- _What is required_: Write out the material exactly, with the pictures left out.

- _Supplied information_:
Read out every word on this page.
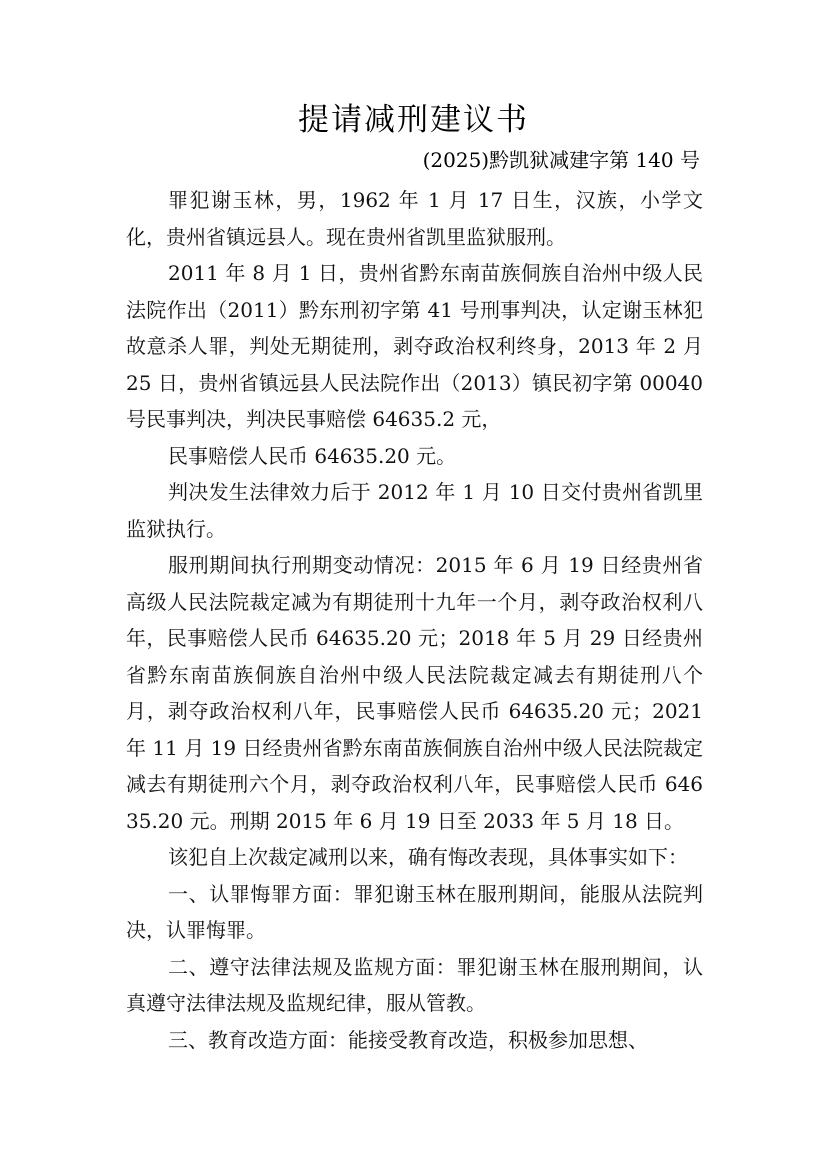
提请减刑建议书
(2025)黔凯狱减建字第 140 号

罪犯谢玉林，男，1962 年 1 月 17 日生，汉族，小学文化，贵州省镇远县人。现在贵州省凯里监狱服刑。

2011 年 8 月 1 日，贵州省黔东南苗族侗族自治州中级人民法院作出（2011）黔东刑初字第 41 号刑事判决，认定谢玉林犯故意杀人罪，判处无期徒刑，剥夺政治权利终身，2013 年 2 月 25 日，贵州省镇远县人民法院作出（2013）镇民初字第 00040 号民事判决，判决民事赔偿 64635.2 元，

民事赔偿人民币 64635.20 元。

判决发生法律效力后于 2012 年 1 月 10 日交付贵州省凯里监狱执行。

服刑期间执行刑期变动情况：2015 年 6 月 19 日经贵州省高级人民法院裁定减为有期徒刑十九年一个月，剥夺政治权利八年，民事赔偿人民币 64635.20 元；2018 年 5 月 29 日经贵州省黔东南苗族侗族自治州中级人民法院裁定减去有期徒刑八个月，剥夺政治权利八年，民事赔偿人民币 64635.20 元；2021 年 11 月 19 日经贵州省黔东南苗族侗族自治州中级人民法院裁定减去有期徒刑六个月，剥夺政治权利八年，民事赔偿人民币 64635.20 元。刑期 2015 年 6 月 19 日至 2033 年 5 月 18 日。

该犯自上次裁定减刑以来，确有悔改表现，具体事实如下：

一、认罪悔罪方面：罪犯谢玉林在服刑期间，能服从法院判决，认罪悔罪。

二、遵守法律法规及监规方面：罪犯谢玉林在服刑期间，认真遵守法律法规及监规纪律，服从管教。

三、教育改造方面：能接受教育改造，积极参加思想、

- _Output_:
Read out every word on this page.
提请减刑建议书
(2025)黔凯狱减建字第 140 号

罪犯谢玉林，男，1962 年 1 月 17 日生，汉族，小学文化，贵州省镇远县人。现在贵州省凯里监狱服刑。

2011 年 8 月 1 日，贵州省黔东南苗族侗族自治州中级人民法院作出（2011）黔东刑初字第 41 号刑事判决，认定谢玉林犯故意杀人罪，判处无期徒刑，剥夺政治权利终身，2013 年 2 月 25 日，贵州省镇远县人民法院作出（2013）镇民初字第 00040 号民事判决，判决民事赔偿 64635.2 元，

民事赔偿人民币 64635.20 元。

判决发生法律效力后于 2012 年 1 月 10 日交付贵州省凯里监狱执行。

服刑期间执行刑期变动情况：2015 年 6 月 19 日经贵州省高级人民法院裁定减为有期徒刑十九年一个月，剥夺政治权利八年，民事赔偿人民币 64635.20 元；2018 年 5 月 29 日经贵州省黔东南苗族侗族自治州中级人民法院裁定减去有期徒刑八个月，剥夺政治权利八年，民事赔偿人民币 64635.20 元；2021 年 11 月 19 日经贵州省黔东南苗族侗族自治州中级人民法院裁定减去有期徒刑六个月，剥夺政治权利八年，民事赔偿人民币 64635.20 元。刑期 2015 年 6 月 19 日至 2033 年 5 月 18 日。

该犯自上次裁定减刑以来，确有悔改表现，具体事实如下：

一、认罪悔罪方面：罪犯谢玉林在服刑期间，能服从法院判决，认罪悔罪。

二、遵守法律法规及监规方面：罪犯谢玉林在服刑期间，认真遵守法律法规及监规纪律，服从管教。

三、教育改造方面：能接受教育改造，积极参加思想、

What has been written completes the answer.